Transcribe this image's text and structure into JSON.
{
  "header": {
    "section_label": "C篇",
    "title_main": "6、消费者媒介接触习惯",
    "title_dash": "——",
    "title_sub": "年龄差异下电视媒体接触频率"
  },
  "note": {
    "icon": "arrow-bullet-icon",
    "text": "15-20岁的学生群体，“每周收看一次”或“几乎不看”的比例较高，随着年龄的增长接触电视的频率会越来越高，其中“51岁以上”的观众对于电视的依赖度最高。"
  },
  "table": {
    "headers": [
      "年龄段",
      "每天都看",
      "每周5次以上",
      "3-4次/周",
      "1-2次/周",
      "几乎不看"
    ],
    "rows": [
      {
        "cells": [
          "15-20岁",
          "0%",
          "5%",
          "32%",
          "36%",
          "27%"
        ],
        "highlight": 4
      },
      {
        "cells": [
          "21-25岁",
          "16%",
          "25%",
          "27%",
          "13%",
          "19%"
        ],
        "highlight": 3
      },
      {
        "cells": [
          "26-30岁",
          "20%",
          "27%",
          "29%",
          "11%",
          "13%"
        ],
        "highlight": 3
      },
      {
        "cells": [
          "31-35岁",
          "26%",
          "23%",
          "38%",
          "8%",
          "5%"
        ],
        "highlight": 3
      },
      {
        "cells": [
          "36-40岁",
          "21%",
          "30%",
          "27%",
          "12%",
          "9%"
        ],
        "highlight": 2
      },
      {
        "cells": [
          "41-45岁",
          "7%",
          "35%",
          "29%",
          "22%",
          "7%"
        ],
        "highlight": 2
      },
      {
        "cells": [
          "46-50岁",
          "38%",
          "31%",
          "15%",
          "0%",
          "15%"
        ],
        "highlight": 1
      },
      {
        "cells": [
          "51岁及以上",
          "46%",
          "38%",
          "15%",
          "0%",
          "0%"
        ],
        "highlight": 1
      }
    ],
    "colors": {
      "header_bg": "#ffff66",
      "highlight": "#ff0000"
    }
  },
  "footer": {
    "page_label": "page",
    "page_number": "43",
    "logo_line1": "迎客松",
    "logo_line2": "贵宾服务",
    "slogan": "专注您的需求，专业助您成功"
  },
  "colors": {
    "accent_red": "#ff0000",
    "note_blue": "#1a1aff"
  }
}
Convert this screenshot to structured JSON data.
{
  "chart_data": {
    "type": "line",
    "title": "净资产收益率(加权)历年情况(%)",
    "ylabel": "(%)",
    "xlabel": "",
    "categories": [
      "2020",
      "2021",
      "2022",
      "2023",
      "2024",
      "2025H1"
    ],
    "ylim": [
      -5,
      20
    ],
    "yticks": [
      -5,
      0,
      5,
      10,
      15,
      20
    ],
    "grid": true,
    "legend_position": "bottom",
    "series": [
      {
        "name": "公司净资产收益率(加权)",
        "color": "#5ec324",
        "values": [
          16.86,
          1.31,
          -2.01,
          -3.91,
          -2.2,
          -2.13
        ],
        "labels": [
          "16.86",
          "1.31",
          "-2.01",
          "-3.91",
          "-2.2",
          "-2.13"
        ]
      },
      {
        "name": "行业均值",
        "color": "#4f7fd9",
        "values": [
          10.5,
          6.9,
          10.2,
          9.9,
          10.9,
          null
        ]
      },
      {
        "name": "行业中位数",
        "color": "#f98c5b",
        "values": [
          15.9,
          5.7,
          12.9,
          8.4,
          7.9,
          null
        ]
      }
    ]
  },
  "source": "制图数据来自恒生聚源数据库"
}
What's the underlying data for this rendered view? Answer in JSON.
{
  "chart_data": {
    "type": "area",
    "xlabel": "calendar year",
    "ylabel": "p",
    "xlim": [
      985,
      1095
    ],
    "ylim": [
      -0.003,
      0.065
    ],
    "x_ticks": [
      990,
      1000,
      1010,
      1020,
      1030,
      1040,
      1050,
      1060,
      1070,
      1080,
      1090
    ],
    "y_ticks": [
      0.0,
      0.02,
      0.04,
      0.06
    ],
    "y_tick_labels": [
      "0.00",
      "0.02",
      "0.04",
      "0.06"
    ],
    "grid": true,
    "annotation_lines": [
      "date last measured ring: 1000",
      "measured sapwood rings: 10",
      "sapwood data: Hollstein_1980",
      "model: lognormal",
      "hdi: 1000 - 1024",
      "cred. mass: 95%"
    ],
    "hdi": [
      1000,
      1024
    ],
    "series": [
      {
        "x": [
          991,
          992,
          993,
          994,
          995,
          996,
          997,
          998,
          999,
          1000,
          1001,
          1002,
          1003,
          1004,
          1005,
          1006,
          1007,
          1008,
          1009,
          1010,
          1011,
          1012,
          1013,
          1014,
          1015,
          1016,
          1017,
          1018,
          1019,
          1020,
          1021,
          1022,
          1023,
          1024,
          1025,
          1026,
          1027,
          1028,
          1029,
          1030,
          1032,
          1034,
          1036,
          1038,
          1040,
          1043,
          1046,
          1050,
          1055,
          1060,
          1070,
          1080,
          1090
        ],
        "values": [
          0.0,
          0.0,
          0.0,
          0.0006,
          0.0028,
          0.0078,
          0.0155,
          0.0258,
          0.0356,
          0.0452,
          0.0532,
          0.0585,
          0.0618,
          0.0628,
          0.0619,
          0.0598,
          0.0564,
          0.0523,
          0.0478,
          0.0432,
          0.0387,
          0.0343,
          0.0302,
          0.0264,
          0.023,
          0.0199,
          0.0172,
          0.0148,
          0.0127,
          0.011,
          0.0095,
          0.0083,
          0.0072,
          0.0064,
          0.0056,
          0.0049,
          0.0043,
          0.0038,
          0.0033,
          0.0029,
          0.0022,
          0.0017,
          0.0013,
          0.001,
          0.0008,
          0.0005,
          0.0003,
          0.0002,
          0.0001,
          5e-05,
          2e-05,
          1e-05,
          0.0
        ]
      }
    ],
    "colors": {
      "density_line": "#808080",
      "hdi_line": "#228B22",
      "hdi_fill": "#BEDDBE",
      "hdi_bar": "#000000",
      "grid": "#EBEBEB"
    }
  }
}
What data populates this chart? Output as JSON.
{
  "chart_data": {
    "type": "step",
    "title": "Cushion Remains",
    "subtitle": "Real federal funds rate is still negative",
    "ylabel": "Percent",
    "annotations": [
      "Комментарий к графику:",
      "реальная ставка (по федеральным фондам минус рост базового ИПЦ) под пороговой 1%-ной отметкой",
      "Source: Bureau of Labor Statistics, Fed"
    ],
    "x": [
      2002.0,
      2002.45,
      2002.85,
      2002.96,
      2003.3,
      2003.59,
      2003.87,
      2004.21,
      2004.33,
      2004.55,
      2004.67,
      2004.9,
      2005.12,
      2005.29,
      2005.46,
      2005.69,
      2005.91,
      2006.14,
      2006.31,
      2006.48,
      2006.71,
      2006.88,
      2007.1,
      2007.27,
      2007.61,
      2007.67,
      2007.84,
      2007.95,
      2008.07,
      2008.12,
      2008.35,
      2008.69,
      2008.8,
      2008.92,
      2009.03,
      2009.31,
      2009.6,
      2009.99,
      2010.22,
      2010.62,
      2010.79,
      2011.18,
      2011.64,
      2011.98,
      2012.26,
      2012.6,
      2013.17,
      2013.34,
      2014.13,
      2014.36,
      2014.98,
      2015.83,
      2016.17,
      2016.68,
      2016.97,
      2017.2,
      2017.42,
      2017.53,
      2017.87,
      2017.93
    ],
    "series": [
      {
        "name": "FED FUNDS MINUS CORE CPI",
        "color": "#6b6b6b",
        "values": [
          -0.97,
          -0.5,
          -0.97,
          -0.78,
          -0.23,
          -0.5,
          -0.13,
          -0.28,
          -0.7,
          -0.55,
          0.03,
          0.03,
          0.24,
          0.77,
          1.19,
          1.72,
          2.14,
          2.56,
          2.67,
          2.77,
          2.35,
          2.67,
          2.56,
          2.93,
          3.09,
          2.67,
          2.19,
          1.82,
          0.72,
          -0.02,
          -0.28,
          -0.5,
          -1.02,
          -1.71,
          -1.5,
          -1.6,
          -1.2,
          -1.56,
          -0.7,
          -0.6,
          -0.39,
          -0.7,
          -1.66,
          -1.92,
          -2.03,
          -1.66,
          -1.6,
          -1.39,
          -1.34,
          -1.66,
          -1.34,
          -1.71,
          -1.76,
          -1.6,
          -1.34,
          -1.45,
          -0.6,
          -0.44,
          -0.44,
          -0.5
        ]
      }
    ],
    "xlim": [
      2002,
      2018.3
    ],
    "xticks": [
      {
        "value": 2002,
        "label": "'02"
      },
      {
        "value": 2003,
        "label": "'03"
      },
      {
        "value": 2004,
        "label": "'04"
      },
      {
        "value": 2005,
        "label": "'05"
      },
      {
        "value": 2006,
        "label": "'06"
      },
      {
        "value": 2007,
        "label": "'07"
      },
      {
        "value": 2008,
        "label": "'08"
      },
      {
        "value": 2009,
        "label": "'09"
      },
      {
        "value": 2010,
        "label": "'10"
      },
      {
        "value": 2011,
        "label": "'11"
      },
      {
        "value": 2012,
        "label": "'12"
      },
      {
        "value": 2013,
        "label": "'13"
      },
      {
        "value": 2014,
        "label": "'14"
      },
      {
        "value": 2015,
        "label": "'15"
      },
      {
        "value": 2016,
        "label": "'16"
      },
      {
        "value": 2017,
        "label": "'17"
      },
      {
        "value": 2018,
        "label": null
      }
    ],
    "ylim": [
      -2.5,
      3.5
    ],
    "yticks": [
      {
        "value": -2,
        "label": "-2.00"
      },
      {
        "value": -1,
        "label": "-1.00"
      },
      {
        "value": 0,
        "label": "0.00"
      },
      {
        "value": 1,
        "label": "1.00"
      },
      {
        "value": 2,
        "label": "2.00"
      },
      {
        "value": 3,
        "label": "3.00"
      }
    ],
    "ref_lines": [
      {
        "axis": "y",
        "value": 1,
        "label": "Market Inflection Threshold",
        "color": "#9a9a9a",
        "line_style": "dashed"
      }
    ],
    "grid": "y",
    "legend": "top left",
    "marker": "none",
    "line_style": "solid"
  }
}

Your objective: Isolate the lines above that contain the word "text" and copy them.

Answer in full:
Transcribe this image's text and structure into JSON.
    "text": "15-20岁的学生群体，“每周收看一次”或“几乎不看”的比例较高，随着年龄的增长接触电视的频率会越来越高，其中“51岁以上”的观众对于电视的依赖度最高。"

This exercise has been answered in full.